What the task requires ::
Quote each line of the material verbatim, without the pictures.

---

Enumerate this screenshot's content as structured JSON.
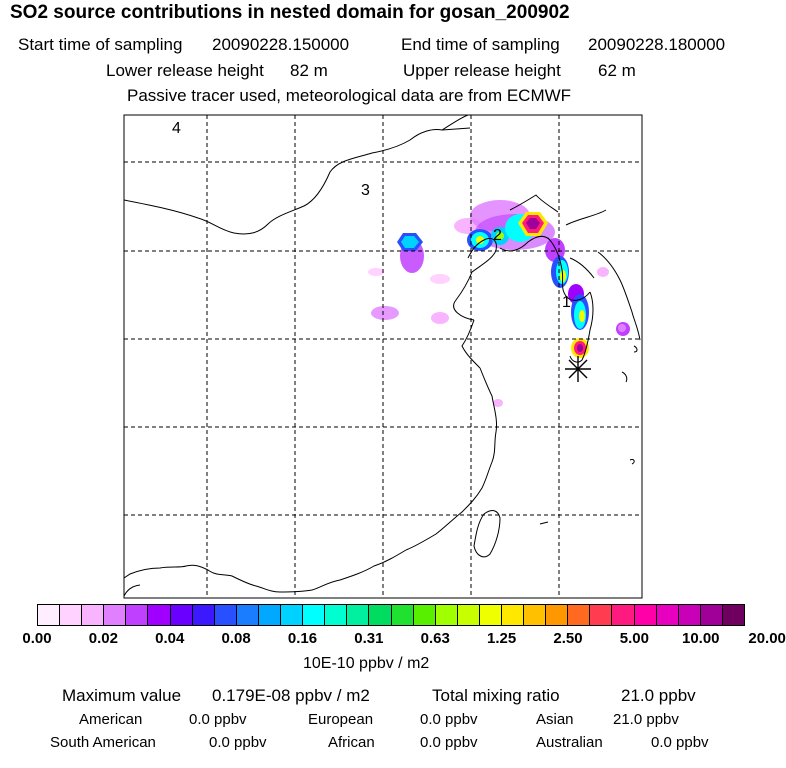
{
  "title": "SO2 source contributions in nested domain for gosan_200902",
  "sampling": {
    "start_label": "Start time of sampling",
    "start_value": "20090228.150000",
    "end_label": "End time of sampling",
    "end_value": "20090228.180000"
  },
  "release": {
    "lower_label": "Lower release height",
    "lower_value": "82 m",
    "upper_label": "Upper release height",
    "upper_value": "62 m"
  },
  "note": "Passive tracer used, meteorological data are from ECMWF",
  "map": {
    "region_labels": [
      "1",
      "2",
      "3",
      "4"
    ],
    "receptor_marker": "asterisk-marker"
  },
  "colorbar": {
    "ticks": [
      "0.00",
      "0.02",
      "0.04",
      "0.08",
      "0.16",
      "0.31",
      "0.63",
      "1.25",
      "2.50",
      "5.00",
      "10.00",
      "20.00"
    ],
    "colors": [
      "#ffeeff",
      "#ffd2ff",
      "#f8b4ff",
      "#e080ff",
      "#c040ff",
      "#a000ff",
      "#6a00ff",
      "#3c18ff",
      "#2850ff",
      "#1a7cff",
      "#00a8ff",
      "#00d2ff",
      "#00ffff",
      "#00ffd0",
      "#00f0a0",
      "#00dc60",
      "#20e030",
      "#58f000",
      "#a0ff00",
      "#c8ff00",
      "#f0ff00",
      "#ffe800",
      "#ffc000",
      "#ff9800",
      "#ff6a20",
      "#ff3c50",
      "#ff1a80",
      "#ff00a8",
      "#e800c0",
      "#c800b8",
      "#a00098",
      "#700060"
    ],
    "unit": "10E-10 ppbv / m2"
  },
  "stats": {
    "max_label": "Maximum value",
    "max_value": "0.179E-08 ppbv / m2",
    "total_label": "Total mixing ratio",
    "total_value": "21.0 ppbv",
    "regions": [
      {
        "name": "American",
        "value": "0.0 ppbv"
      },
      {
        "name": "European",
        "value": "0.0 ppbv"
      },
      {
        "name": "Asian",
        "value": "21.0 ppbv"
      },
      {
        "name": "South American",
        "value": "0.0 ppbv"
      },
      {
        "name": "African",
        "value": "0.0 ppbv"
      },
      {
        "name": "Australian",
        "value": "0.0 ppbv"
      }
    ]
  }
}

---

Response to this task ::
Enumerate this screenshot's content as structured JSON.
{
  "title": "SO2 source contributions in nested domain for gosan_200902",
  "sampling": {
    "start_label": "Start time of sampling",
    "start_value": "20090228.150000",
    "end_label": "End time of sampling",
    "end_value": "20090228.180000"
  },
  "release": {
    "lower_label": "Lower release height",
    "lower_value": "82 m",
    "upper_label": "Upper release height",
    "upper_value": "62 m"
  },
  "note": "Passive tracer used, meteorological data are from ECMWF",
  "map": {
    "region_labels": [
      "1",
      "2",
      "3",
      "4"
    ],
    "receptor_marker": "asterisk-marker"
  },
  "colorbar": {
    "ticks": [
      "0.00",
      "0.02",
      "0.04",
      "0.08",
      "0.16",
      "0.31",
      "0.63",
      "1.25",
      "2.50",
      "5.00",
      "10.00",
      "20.00"
    ],
    "colors": [
      "#ffeeff",
      "#ffd2ff",
      "#f8b4ff",
      "#e080ff",
      "#c040ff",
      "#a000ff",
      "#6a00ff",
      "#3c18ff",
      "#2850ff",
      "#1a7cff",
      "#00a8ff",
      "#00d2ff",
      "#00ffff",
      "#00ffd0",
      "#00f0a0",
      "#00dc60",
      "#20e030",
      "#58f000",
      "#a0ff00",
      "#c8ff00",
      "#f0ff00",
      "#ffe800",
      "#ffc000",
      "#ff9800",
      "#ff6a20",
      "#ff3c50",
      "#ff1a80",
      "#ff00a8",
      "#e800c0",
      "#c800b8",
      "#a00098",
      "#700060"
    ],
    "unit": "10E-10 ppbv / m2"
  },
  "stats": {
    "max_label": "Maximum value",
    "max_value": "0.179E-08 ppbv / m2",
    "total_label": "Total mixing ratio",
    "total_value": "21.0 ppbv",
    "regions": [
      {
        "name": "American",
        "value": "0.0 ppbv"
      },
      {
        "name": "European",
        "value": "0.0 ppbv"
      },
      {
        "name": "Asian",
        "value": "21.0 ppbv"
      },
      {
        "name": "South American",
        "value": "0.0 ppbv"
      },
      {
        "name": "African",
        "value": "0.0 ppbv"
      },
      {
        "name": "Australian",
        "value": "0.0 ppbv"
      }
    ]
  }
}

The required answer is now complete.